■ Stored records
^^^^

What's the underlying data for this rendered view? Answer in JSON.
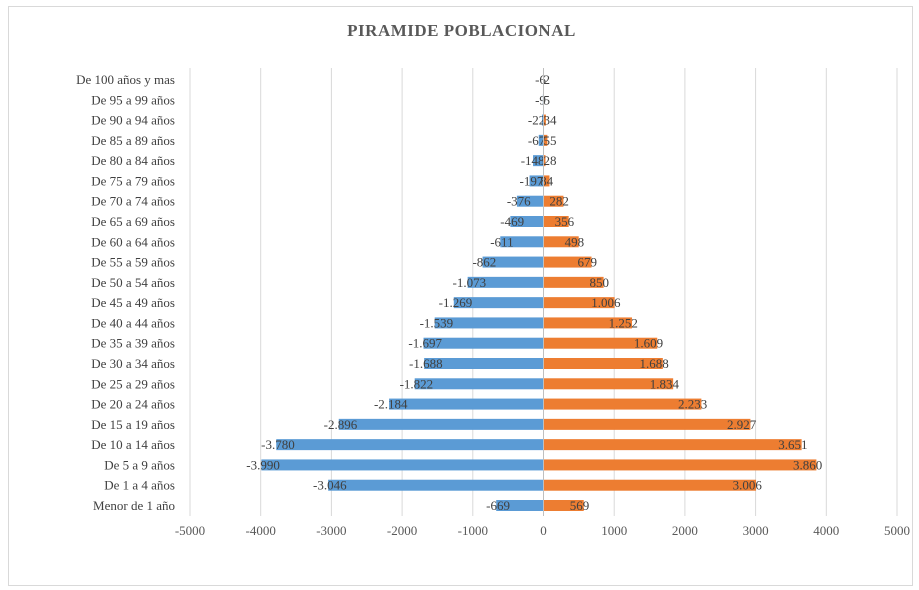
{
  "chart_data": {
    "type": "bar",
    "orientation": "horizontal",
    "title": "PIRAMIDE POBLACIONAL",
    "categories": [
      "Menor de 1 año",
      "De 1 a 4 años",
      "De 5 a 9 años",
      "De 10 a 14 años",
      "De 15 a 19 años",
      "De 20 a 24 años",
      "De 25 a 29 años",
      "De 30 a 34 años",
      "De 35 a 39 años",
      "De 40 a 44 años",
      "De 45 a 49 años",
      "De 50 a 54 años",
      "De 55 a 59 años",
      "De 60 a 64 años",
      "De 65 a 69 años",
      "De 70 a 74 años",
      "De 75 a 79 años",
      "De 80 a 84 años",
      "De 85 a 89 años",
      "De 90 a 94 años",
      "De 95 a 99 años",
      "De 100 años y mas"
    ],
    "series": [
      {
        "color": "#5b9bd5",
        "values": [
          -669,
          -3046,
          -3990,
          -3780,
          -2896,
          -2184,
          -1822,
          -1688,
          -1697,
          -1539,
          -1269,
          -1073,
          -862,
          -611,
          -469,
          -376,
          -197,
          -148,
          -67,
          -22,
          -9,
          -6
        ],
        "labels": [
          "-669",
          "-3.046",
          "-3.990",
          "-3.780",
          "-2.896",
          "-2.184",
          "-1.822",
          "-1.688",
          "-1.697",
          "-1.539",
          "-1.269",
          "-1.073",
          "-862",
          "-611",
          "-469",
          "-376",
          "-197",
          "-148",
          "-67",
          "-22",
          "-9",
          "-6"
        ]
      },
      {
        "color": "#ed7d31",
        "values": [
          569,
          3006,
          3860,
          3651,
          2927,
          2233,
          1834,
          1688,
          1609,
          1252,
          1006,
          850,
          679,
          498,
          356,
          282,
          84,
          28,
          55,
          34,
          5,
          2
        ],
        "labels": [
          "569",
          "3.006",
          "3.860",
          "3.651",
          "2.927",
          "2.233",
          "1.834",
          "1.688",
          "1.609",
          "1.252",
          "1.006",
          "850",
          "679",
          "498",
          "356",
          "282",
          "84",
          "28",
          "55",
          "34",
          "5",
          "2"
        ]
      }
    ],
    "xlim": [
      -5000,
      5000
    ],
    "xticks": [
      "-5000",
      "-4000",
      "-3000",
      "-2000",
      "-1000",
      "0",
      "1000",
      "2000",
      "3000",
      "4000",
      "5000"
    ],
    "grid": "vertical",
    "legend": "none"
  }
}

^^^^

■ Given instruction
Pictures are excluded; repeat every record exactly.

■ Worked answer
What's the underlying data for this rendered view? Answer in JSON.
{
  "chart_data": {
    "type": "bar",
    "orientation": "horizontal",
    "title": "PIRAMIDE POBLACIONAL",
    "categories": [
      "Menor de 1 año",
      "De 1 a 4 años",
      "De 5 a 9 años",
      "De 10 a 14 años",
      "De 15 a 19 años",
      "De 20 a 24 años",
      "De 25 a 29 años",
      "De 30 a 34 años",
      "De 35 a 39 años",
      "De 40 a 44 años",
      "De 45 a 49 años",
      "De 50 a 54 años",
      "De 55 a 59 años",
      "De 60 a 64 años",
      "De 65 a 69 años",
      "De 70 a 74 años",
      "De 75 a 79 años",
      "De 80 a 84 años",
      "De 85 a 89 años",
      "De 90 a 94 años",
      "De 95 a 99 años",
      "De 100 años y mas"
    ],
    "series": [
      {
        "color": "#5b9bd5",
        "values": [
          -669,
          -3046,
          -3990,
          -3780,
          -2896,
          -2184,
          -1822,
          -1688,
          -1697,
          -1539,
          -1269,
          -1073,
          -862,
          -611,
          -469,
          -376,
          -197,
          -148,
          -67,
          -22,
          -9,
          -6
        ],
        "labels": [
          "-669",
          "-3.046",
          "-3.990",
          "-3.780",
          "-2.896",
          "-2.184",
          "-1.822",
          "-1.688",
          "-1.697",
          "-1.539",
          "-1.269",
          "-1.073",
          "-862",
          "-611",
          "-469",
          "-376",
          "-197",
          "-148",
          "-67",
          "-22",
          "-9",
          "-6"
        ]
      },
      {
        "color": "#ed7d31",
        "values": [
          569,
          3006,
          3860,
          3651,
          2927,
          2233,
          1834,
          1688,
          1609,
          1252,
          1006,
          850,
          679,
          498,
          356,
          282,
          84,
          28,
          55,
          34,
          5,
          2
        ],
        "labels": [
          "569",
          "3.006",
          "3.860",
          "3.651",
          "2.927",
          "2.233",
          "1.834",
          "1.688",
          "1.609",
          "1.252",
          "1.006",
          "850",
          "679",
          "498",
          "356",
          "282",
          "84",
          "28",
          "55",
          "34",
          "5",
          "2"
        ]
      }
    ],
    "xlim": [
      -5000,
      5000
    ],
    "xticks": [
      "-5000",
      "-4000",
      "-3000",
      "-2000",
      "-1000",
      "0",
      "1000",
      "2000",
      "3000",
      "4000",
      "5000"
    ],
    "grid": "vertical",
    "legend": "none"
  }
}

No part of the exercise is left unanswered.